-------- DATA

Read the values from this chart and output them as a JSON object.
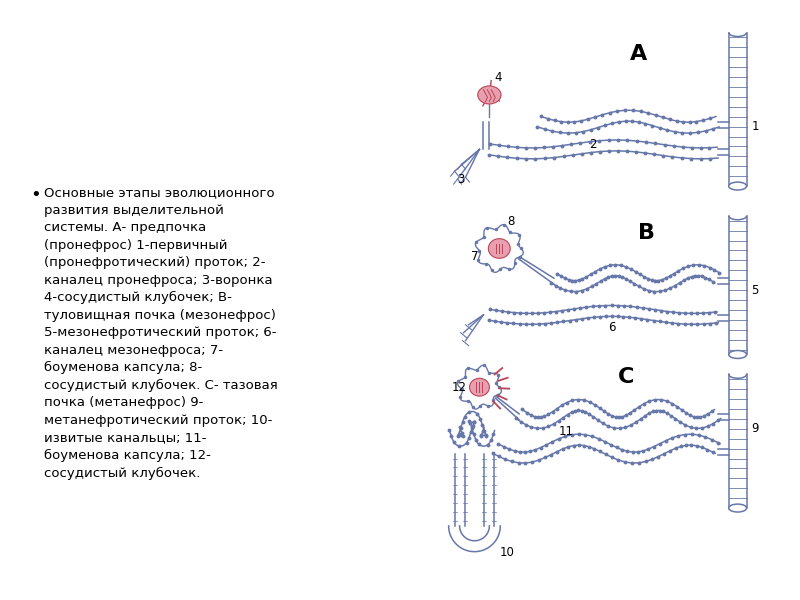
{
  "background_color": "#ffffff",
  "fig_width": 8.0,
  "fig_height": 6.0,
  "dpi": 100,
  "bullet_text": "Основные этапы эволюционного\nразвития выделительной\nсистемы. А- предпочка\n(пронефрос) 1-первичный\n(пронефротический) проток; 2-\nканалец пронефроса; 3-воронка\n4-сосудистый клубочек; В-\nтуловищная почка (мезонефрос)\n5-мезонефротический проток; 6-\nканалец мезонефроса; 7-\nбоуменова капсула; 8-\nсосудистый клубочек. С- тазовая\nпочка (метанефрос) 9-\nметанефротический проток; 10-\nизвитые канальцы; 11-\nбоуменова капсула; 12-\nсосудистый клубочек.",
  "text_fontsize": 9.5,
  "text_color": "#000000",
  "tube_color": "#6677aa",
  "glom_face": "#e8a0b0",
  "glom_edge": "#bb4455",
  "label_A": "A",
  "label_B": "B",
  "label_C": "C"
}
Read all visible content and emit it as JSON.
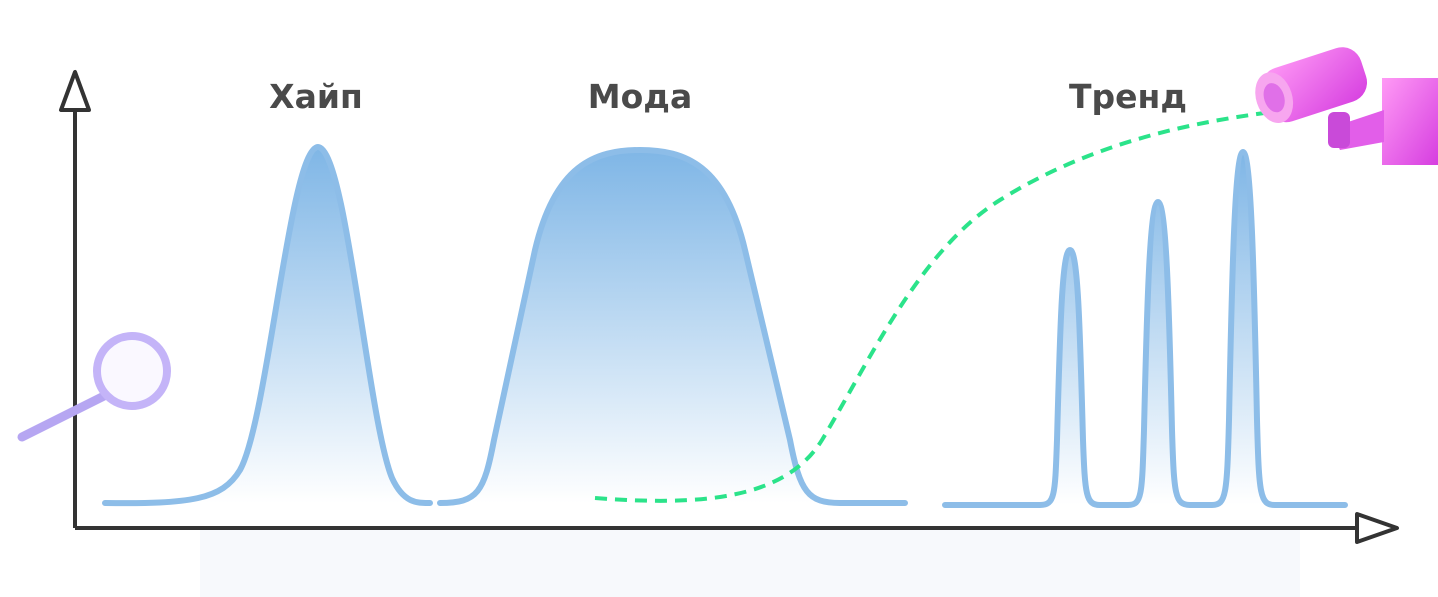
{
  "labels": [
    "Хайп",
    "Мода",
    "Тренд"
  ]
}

----------------

» AIM:
Output an exact copy of the lines from the one with "Read all visible content and emit it as JSON." through the closing line of the records, inclusive, without any images.

» CORRECT RESULT:
Read all visible content and emit it as JSON.
{
  "labels": [
    "Хайп",
    "Мода",
    "Тренд"
  ]
}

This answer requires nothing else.